Dataset entries:
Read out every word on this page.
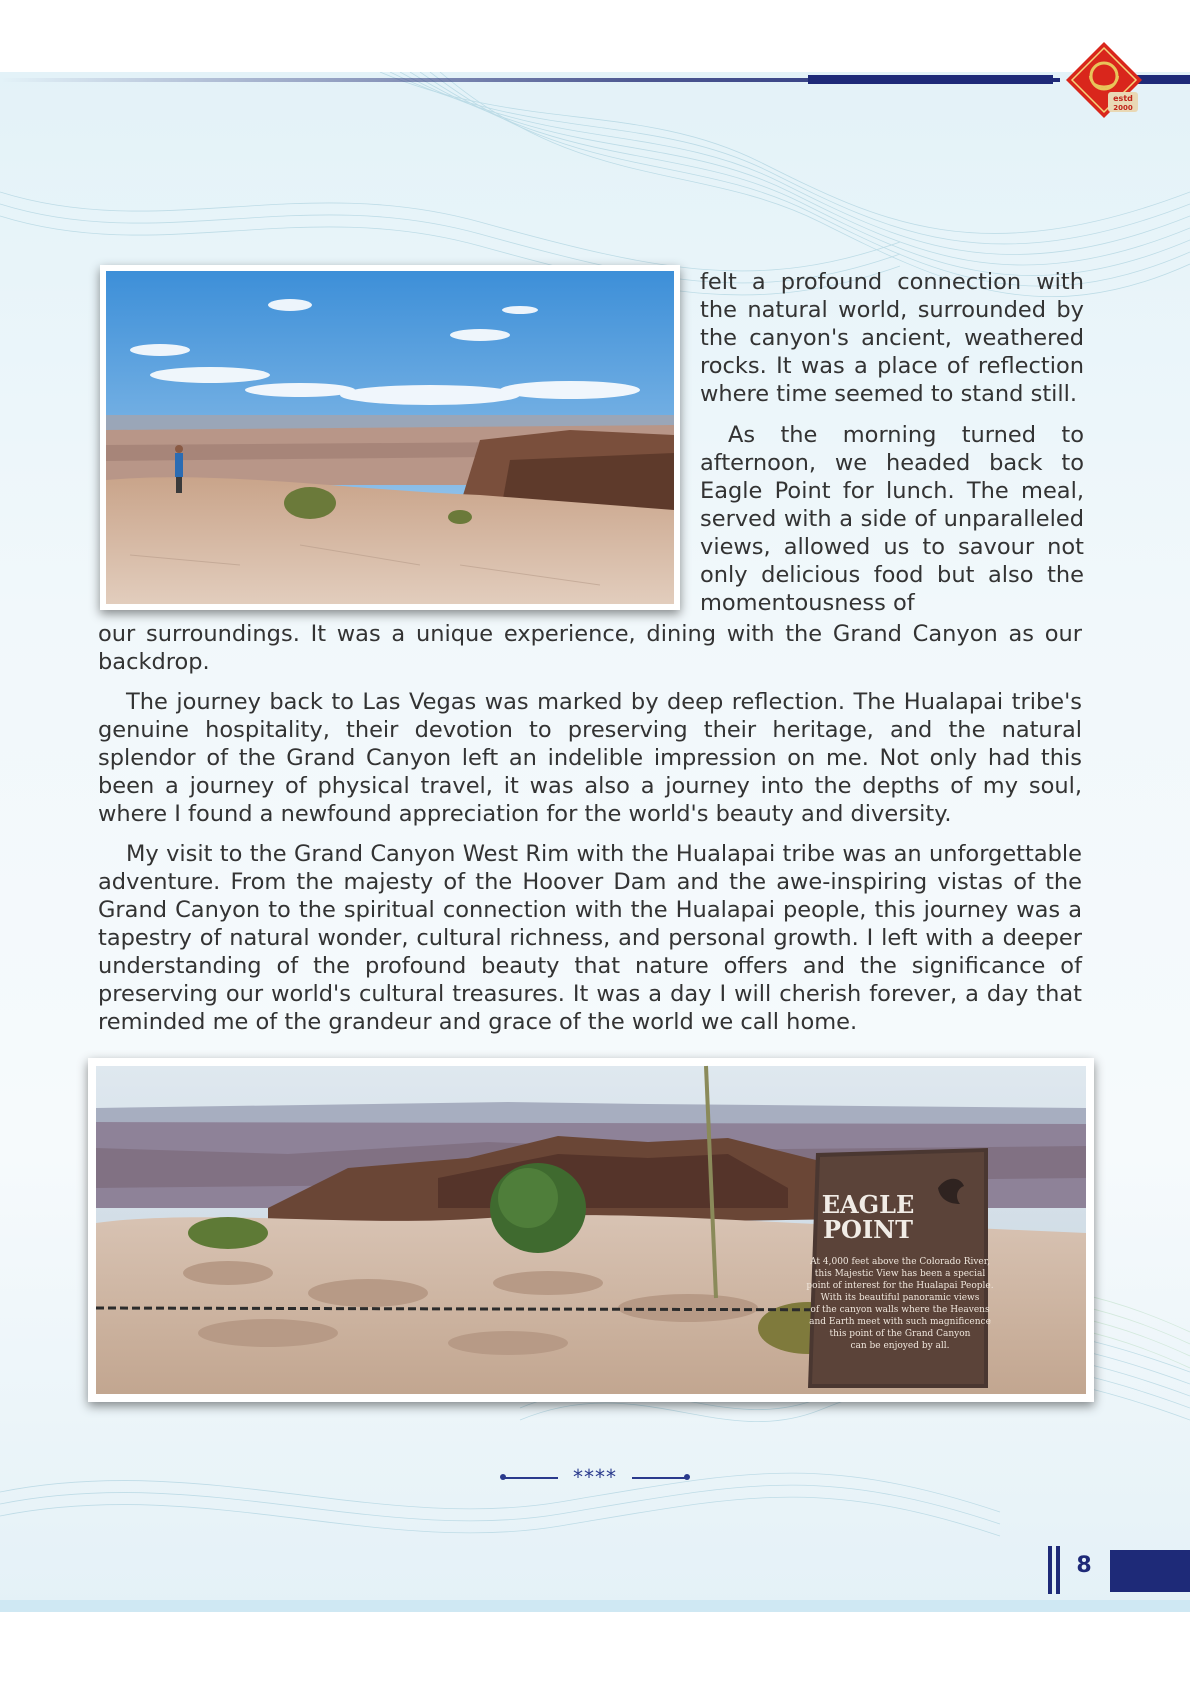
estd
2000

felt a profound connection with the natural world, surrounded by the canyon's ancient, weathered rocks. It was a place of reflection where time seemed to stand still.

As the morning turned to afternoon, we headed back to Eagle Point for lunch. The meal, served with a side of unparalleled views, allowed us to savour not only delicious food but also the momentousness of

our surroundings. It was a unique experience, dining with the Grand Canyon as our backdrop.

The journey back to Las Vegas was marked by deep reflection. The Hualapai tribe's genuine hospitality, their devotion to preserving their heritage, and the natural splendor of the Grand Canyon left an indelible impression on me. Not only had this been a journey of physical travel, it was also a journey into the depths of my soul, where I found a newfound appreciation for the world's beauty and diversity.

My visit to the Grand Canyon West Rim with the Hualapai tribe was an unforgettable adventure. From the majesty of the Hoover Dam and the awe-inspiring vistas of the Grand Canyon to the spiritual connection with the Hualapai people, this journey was a tapestry of natural wonder, cultural richness, and personal growth. I left with a deeper understanding of the profound beauty that nature offers and the significance of preserving our world's cultural treasures. It was a day I will cherish forever, a day that reminded me of the grandeur and grace of the world we call home.

EAGLE
POINT
At 4,000 feet above the Colorado River,
this Majestic View has been a special
point of interest for the Hualapai People.
With its beautiful panoramic views
of the canyon walls where the Heavens
and Earth meet with such magnificence
this point of the Grand Canyon
can be enjoyed by all.
****
8
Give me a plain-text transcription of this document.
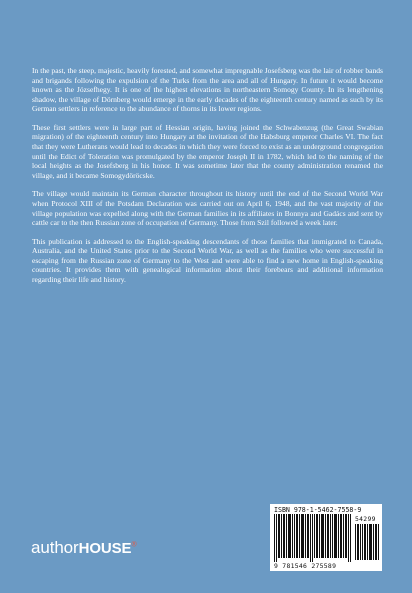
In the past, the steep, majestic, heavily forested, and somewhat impregnable Josefsberg was the lair of robber bands and brigands following the expulsion of the Turks from the area and all of Hungary. In future it would become known as the Józsefhegy. It is one of the highest elevations in northeastern Somogy County. In its lengthening shadow, the village of Dörnberg would emerge in the early decades of the eighteenth century named as such by its German settlers in reference to the abundance of thorns in its lower regions.

These first settlers were in large part of Hessian origin, having joined the Schwabenzug (the Great Swabian migration) of the eighteenth century into Hungary at the invitation of the Habsburg emperor Charles VI. The fact that they were Lutherans would lead to decades in which they were forced to exist as an underground congregation until the Edict of Toleration was promulgated by the emperor Joseph II in 1782, which led to the naming of the local heights as the Josefsberg in his honor. It was sometime later that the county administration renamed the village, and it became Somogydöröcske.

The village would maintain its German character throughout its history until the end of the Second World War when Protocol XIII of the Potsdam Declaration was carried out on April 6, 1948, and the vast majority of the village population was expelled along with the German families in its affiliates in Bonnya and Gadács and sent by cattle car to the then Russian zone of occupation of Germany. Those from Szil followed a week later.

This publication is addressed to the English-speaking descendants of those families that immigrated to Canada, Australia, and the United States prior to the Second World War, as well as the families who were successful in escaping from the Russian zone of Germany to the West and were able to find a new home in English-speaking countries. It provides them with genealogical information about their forebears and additional information regarding their life and history.

ISBN 978-1-5462-7558-9
54299
9 781546 275589
authorHOUSE®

* EXERCISE BRIEF
Pictures stay out; reproduce every line of the records exactly.

* TASK RESULT
Read out every word on this page.
estd
2000

felt a profound connection with the natural world, surrounded by the canyon's ancient, weathered rocks. It was a place of reflection where time seemed to stand still.

As the morning turned to afternoon, we headed back to Eagle Point for lunch. The meal, served with a side of unparalleled views, allowed us to savour not only delicious food but also the momentousness of

our surroundings. It was a unique experience, dining with the Grand Canyon as our backdrop.

The journey back to Las Vegas was marked by deep reflection. The Hualapai tribe's genuine hospitality, their devotion to preserving their heritage, and the natural splendor of the Grand Canyon left an indelible impression on me. Not only had this been a journey of physical travel, it was also a journey into the depths of my soul, where I found a newfound appreciation for the world's beauty and diversity.

My visit to the Grand Canyon West Rim with the Hualapai tribe was an unforgettable adventure. From the majesty of the Hoover Dam and the awe-inspiring vistas of the Grand Canyon to the spiritual connection with the Hualapai people, this journey was a tapestry of natural wonder, cultural richness, and personal growth. I left with a deeper understanding of the profound beauty that nature offers and the significance of preserving our world's cultural treasures. It was a day I will cherish forever, a day that reminded me of the grandeur and grace of the world we call home.

EAGLE
POINT
At 4,000 feet above the Colorado River,
this Majestic View has been a special
point of interest for the Hualapai People.
With its beautiful panoramic views
of the canyon walls where the Heavens
and Earth meet with such magnificence
this point of the Grand Canyon
can be enjoyed by all.
****
8
Give me a plain-text transcription of this document.
In the past, the steep, majestic, heavily forested, and somewhat impregnable Josefsberg was the lair of robber bands and brigands following the expulsion of the Turks from the area and all of Hungary. In future it would become known as the Józsefhegy. It is one of the highest elevations in northeastern Somogy County. In its lengthening shadow, the village of Dörnberg would emerge in the early decades of the eighteenth century named as such by its German settlers in reference to the abundance of thorns in its lower regions.

These first settlers were in large part of Hessian origin, having joined the Schwabenzug (the Great Swabian migration) of the eighteenth century into Hungary at the invitation of the Habsburg emperor Charles VI. The fact that they were Lutherans would lead to decades in which they were forced to exist as an underground congregation until the Edict of Toleration was promulgated by the emperor Joseph II in 1782, which led to the naming of the local heights as the Josefsberg in his honor. It was sometime later that the county administration renamed the village, and it became Somogydöröcske.

The village would maintain its German character throughout its history until the end of the Second World War when Protocol XIII of the Potsdam Declaration was carried out on April 6, 1948, and the vast majority of the village population was expelled along with the German families in its affiliates in Bonnya and Gadács and sent by cattle car to the then Russian zone of occupation of Germany. Those from Szil followed a week later.

This publication is addressed to the English-speaking descendants of those families that immigrated to Canada, Australia, and the United States prior to the Second World War, as well as the families who were successful in escaping from the Russian zone of Germany to the West and were able to find a new home in English-speaking countries. It provides them with genealogical information about their forebears and additional information regarding their life and history.

ISBN 978-1-5462-7558-9
54299
9 781546 275589
authorHOUSE®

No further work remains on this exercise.